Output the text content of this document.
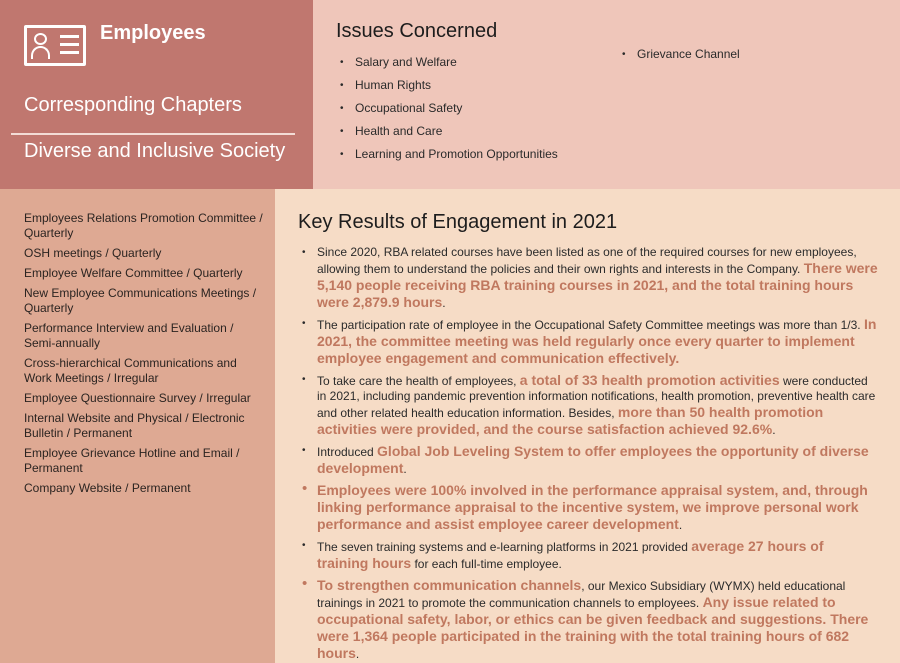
Employees
Corresponding Chapters
Diverse and Inclusive Society
Issues Concerned
• Salary and Welfare
• Human Rights
• Occupational Safety
• Health and Care
• Learning and Promotion Opportunities
• Grievance Channel
Employees Relations Promotion Committee / Quarterly
OSH meetings / Quarterly
Employee Welfare Committee / Quarterly
New Employee Communications Meetings / Quarterly
Performance Interview and Evaluation / Semi-annually
Cross-hierarchical Communications and Work Meetings / Irregular
Employee Questionnaire Survey / Irregular
Internal Website and Physical / Electronic Bulletin / Permanent
Employee Grievance Hotline and Email / Permanent
Company Website / Permanent
Key Results of Engagement in 2021
• Since 2020, RBA related courses have been listed as one of the required courses for new employees, allowing them to understand the policies and their own rights and interests in the Company. There were 5,140 people receiving RBA training courses in 2021, and the total training hours were 2,879.9 hours.
• The participation rate of employee in the Occupational Safety Committee meetings was more than 1/3. In 2021, the committee meeting was held regularly once every quarter to implement employee engagement and communication effectively.
• To take care the health of employees, a total of 33 health promotion activities were conducted in 2021, including pandemic prevention information notifications, health promotion, preventive health care and other related health education information. Besides, more than 50 health promotion activities were provided, and the course satisfaction achieved 92.6%.
• Introduced Global Job Leveling System to offer employees the opportunity of diverse development.
• Employees were 100% involved in the performance appraisal system, and, through linking performance appraisal to the incentive system, we improve personal work performance and assist employee career development.
• The seven training systems and e-learning platforms in 2021 provided average 27 hours of training hours for each full-time employee.
• To strengthen communication channels, our Mexico Subsidiary (WYMX) held educational trainings in 2021 to promote the communication channels to employees. Any issue related to occupational safety, labor, or ethics can be given feedback and suggestions. There were 1,364 people participated in the training with the total training hours of 682 hours.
◆ ◆ ◆
> **Problem to solve**: Tally the lines of the preceding listing in which the word "provided" appears; state nothing but the total.

> **Task response**: 2